======== DATASET EXTRACT
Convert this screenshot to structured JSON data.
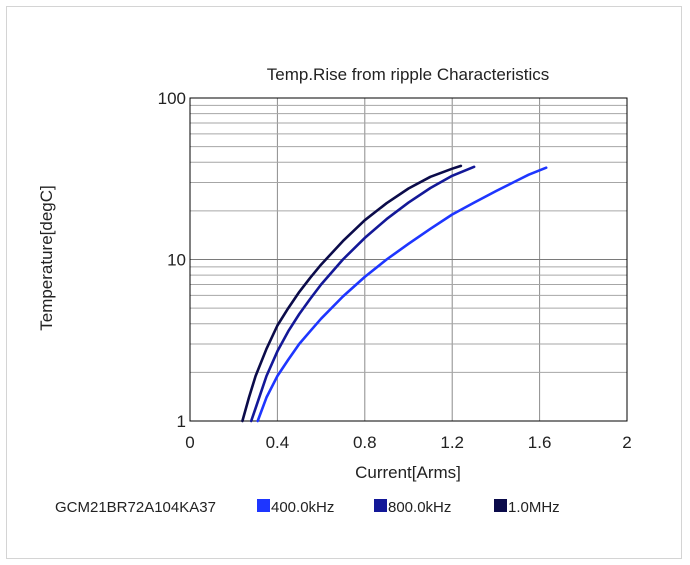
{
  "chart_data": {
    "type": "line",
    "title": "Temp.Rise from ripple Characteristics",
    "xlabel": "Current[Arms]",
    "ylabel": "Temperature[degC]",
    "xlim": [
      0,
      2
    ],
    "ylim": [
      1,
      100
    ],
    "yscale": "log",
    "grid": true,
    "x_ticks": [
      "0",
      "0.4",
      "0.8",
      "1.2",
      "1.6",
      "2"
    ],
    "y_ticks": [
      "1",
      "10",
      "100"
    ],
    "legend": {
      "placement": "bottom",
      "part_number": "GCM21BR72A104KA37"
    },
    "series": [
      {
        "name": "400.0kHz",
        "color": "#1e36ff",
        "x": [
          0.31,
          0.35,
          0.4,
          0.45,
          0.5,
          0.55,
          0.6,
          0.7,
          0.8,
          0.9,
          1.0,
          1.1,
          1.2,
          1.3,
          1.4,
          1.5,
          1.55,
          1.63
        ],
        "y": [
          1.0,
          1.4,
          1.9,
          2.4,
          3.0,
          3.6,
          4.3,
          5.9,
          7.8,
          10.0,
          12.5,
          15.5,
          19.0,
          22.5,
          26.5,
          31.0,
          33.5,
          37.0
        ]
      },
      {
        "name": "800.0kHz",
        "color": "#131898",
        "x": [
          0.28,
          0.3,
          0.35,
          0.4,
          0.45,
          0.5,
          0.55,
          0.6,
          0.7,
          0.8,
          0.9,
          1.0,
          1.1,
          1.2,
          1.3
        ],
        "y": [
          1.0,
          1.2,
          1.9,
          2.7,
          3.6,
          4.6,
          5.7,
          7.0,
          10.0,
          13.6,
          17.8,
          22.5,
          27.7,
          33.0,
          37.5
        ]
      },
      {
        "name": "1.0MHz",
        "color": "#0b0b4a",
        "x": [
          0.24,
          0.27,
          0.3,
          0.35,
          0.4,
          0.45,
          0.5,
          0.55,
          0.6,
          0.7,
          0.8,
          0.9,
          1.0,
          1.1,
          1.2,
          1.24
        ],
        "y": [
          1.0,
          1.4,
          1.9,
          2.8,
          3.9,
          5.0,
          6.3,
          7.7,
          9.3,
          13.0,
          17.5,
          22.3,
          27.5,
          32.5,
          36.5,
          38.0
        ]
      }
    ]
  }
}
================
**SHORT EXERCISE:** Find all lines holding the string "color" and copy them.

**RESULT OF THE TASK:**
        "color": "#1e36ff",
        "color": "#131898",
        "color": "#0b0b4a",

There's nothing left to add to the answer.